Links: - Fantastic Fest, - Julia's Eyes
Jaume Balagueró heißt der Filmemacher von "Sleep Tight", bekannt geworden vor allem durch die effektvollen, jedoch leidlich originellen "[Rec]"-Mockumentaries. Kennern des spanischen Genrekinos mag er aber zuerst als Regisseur des Serienkillerfilms "Nameless" über den Weg gelaufen sein. Die tragenden Säulen des Cast, den wandlungsfähigen Luis Tosar und die hübsche Marta Etura, hat man aus dem ziemlich unsäglichen, aber immens erfolgreichen Gefängnis-Thriller "Celda 211" übernommen. "Sleep Tight" erinnert indes an andere Filme, echte Klassiker des Genres. Ein bisschen an die wundervollen italienischen Gialli der 1970er-Jahre, die das Whodunit von Agatha Christie und Edgar Wallace blutrot aufpeppten. "Sleep Tight" ist aber wenn schon, dann ein verdrehter Giallo, bei dem der Fokus nicht auf dem weiblichen Opfer, sondern dem wirren Killer liegt, der sogar einen echten, wenn auch knappen Film noir-Off-Kommentar spendiert bekommen hat.
Natürlich aber erinnert das Szenario im mehrstöckigen Mietshaus in erster Linie an Roman Polanskis Meisterstück "Ekel". Nur mit dem feinen Unterschied, dass hier nicht langsam die Protagonistin verrückt zu werden glaubt und Käfer an den Wänden krabbeln sieht, sondern der ziemlich durchgeknallte Concierge, der dank Universalschlüssel jeder Zeit Zugang zum Apartment der jungen Dame hat, Kakerlakeneier in die Schränke und Schubladen schmiert, so dass sich die kleinen Ungeziefer zum passenden Moment zeigen. Und das ist noch eine der "freundlicheren" Hilfeleistungen, die diese ziemlich kranke Seele für seine Lieblingsbewohnerin parat hat. Sagen wir einfach, dass er es versteht, mit Chloroform und Spritzen umzugehen. Das Teuflische am Film ist seine Vereinnahmung des Zuschauers. Immer mehr wird man mit in den Abgrund gezogen. Immer wieder bangt man insgeheim, dass der Protagonist aus den schmierigsten, von ihm selbst lancierten Situationen wieder herauskommt. Der Film lässt eigentlich nie eine andere Perspektive zu. Soll sich unser Antiheld denn wirklich von einem dummen Nachbarskind um Geld und Pornos erpressen lassen?

===============

Vorgehen
Übertragen Sie aus der Filmkritik zu „Sleep Tight“ diesen Satz ins Englische: „Das Teuflische am Film ist seine Vereinnahmung des Zuschauers.“ Die Daten unten spielen hierfür keine Rolle.

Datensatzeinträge
===============

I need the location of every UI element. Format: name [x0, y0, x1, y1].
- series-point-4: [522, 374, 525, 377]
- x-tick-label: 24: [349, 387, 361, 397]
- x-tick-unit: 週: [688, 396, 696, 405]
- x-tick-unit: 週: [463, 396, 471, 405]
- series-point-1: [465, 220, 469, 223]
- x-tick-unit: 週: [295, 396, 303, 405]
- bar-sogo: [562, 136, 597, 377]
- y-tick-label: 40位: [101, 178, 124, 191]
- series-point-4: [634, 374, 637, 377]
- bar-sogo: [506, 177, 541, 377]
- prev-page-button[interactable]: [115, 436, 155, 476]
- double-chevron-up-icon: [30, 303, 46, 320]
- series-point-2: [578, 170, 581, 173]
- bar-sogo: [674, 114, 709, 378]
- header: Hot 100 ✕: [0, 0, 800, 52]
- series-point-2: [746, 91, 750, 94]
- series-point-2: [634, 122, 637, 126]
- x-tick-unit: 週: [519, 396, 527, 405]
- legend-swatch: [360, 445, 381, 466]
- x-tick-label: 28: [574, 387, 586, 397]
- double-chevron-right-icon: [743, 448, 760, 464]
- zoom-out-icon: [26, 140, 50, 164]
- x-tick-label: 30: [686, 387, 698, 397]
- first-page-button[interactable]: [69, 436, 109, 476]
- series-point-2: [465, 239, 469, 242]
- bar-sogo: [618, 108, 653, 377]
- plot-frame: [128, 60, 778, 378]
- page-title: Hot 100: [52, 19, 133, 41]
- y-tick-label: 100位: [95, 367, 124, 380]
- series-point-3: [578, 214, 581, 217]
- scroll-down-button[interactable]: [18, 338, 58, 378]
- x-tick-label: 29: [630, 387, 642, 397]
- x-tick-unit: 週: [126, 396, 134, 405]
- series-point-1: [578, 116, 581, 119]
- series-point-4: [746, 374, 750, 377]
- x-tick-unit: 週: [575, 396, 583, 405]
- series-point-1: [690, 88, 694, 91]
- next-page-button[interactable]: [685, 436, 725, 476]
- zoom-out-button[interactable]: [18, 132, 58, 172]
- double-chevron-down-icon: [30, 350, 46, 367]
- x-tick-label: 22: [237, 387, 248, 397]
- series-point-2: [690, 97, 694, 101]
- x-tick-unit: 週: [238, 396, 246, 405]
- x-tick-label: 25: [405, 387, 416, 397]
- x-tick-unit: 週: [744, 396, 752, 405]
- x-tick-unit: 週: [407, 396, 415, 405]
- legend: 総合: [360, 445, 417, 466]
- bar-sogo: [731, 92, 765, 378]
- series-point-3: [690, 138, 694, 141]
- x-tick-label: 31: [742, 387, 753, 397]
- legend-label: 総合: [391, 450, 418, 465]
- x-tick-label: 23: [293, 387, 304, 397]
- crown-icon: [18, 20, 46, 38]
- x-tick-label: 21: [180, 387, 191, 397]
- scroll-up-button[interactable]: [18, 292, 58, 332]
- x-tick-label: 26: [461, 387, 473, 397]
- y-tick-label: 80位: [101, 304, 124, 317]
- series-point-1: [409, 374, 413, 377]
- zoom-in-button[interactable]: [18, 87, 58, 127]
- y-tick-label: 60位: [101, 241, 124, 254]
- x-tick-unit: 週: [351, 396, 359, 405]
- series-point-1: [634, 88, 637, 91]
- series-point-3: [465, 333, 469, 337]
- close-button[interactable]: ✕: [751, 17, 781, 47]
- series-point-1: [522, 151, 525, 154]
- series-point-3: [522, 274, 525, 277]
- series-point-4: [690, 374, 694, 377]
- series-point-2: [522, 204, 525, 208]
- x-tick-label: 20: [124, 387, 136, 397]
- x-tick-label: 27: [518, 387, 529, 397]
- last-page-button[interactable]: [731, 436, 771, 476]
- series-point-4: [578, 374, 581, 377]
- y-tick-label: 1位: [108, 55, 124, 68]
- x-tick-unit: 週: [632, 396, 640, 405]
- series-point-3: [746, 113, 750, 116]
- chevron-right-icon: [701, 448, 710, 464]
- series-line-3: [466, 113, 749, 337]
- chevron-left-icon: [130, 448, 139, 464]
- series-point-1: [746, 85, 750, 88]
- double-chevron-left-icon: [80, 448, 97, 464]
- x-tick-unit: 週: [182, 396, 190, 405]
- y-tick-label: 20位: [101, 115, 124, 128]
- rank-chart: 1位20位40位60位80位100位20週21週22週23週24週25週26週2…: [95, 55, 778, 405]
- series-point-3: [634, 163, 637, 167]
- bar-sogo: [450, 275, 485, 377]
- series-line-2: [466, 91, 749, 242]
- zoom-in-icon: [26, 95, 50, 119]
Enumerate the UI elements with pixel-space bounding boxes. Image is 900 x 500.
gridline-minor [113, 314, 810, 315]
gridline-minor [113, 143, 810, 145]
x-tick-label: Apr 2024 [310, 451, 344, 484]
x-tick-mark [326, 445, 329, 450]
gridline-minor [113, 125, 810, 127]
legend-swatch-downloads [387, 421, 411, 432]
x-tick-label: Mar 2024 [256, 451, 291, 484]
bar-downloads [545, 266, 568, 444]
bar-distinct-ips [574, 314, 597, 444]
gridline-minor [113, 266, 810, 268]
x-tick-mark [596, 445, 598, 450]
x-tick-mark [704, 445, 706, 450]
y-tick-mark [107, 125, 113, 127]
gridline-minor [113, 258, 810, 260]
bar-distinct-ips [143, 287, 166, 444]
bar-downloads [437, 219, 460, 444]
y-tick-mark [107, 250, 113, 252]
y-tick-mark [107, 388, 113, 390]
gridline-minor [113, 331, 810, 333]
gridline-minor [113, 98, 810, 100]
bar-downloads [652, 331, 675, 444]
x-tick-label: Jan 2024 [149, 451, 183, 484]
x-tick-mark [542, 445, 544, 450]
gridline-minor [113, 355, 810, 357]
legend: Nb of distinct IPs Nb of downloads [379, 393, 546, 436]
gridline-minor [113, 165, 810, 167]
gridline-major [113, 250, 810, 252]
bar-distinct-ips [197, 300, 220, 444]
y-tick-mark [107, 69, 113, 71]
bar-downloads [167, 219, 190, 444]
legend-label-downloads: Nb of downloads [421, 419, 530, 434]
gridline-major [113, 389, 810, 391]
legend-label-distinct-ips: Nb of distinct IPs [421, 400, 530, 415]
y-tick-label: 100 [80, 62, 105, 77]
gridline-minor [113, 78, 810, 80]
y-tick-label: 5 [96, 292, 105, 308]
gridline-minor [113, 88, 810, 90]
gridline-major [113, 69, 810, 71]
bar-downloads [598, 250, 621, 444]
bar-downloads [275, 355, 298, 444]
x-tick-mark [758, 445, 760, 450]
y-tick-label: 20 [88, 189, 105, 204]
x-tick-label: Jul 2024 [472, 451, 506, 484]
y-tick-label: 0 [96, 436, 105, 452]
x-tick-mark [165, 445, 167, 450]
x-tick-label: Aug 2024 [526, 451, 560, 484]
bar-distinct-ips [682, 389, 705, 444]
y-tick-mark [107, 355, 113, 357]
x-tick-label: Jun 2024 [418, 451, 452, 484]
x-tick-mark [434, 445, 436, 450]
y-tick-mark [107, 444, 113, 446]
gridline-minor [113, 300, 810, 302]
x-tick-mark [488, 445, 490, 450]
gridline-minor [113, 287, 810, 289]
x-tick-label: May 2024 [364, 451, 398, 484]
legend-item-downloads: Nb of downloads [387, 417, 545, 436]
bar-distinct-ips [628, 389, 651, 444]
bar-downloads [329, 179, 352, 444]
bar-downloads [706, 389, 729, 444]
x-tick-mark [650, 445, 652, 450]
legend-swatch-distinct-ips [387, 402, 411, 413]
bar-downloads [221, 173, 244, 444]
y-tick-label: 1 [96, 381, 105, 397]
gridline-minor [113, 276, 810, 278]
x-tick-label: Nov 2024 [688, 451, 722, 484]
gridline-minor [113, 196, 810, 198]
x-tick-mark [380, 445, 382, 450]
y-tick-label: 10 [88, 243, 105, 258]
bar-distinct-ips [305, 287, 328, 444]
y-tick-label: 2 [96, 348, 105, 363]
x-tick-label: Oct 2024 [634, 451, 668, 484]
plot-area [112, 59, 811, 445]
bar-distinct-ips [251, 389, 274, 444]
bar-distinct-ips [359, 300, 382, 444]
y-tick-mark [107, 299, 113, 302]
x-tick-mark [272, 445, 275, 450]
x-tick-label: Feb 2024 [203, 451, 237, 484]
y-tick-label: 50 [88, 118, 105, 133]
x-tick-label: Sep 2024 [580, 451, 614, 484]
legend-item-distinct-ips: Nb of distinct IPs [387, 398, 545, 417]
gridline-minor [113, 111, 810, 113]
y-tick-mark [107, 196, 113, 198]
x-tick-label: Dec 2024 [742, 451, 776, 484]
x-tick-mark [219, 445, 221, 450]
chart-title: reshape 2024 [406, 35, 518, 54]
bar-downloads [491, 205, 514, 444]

===============

Ihre Antwort
The devilish thing about the film is the way it draws the viewer in.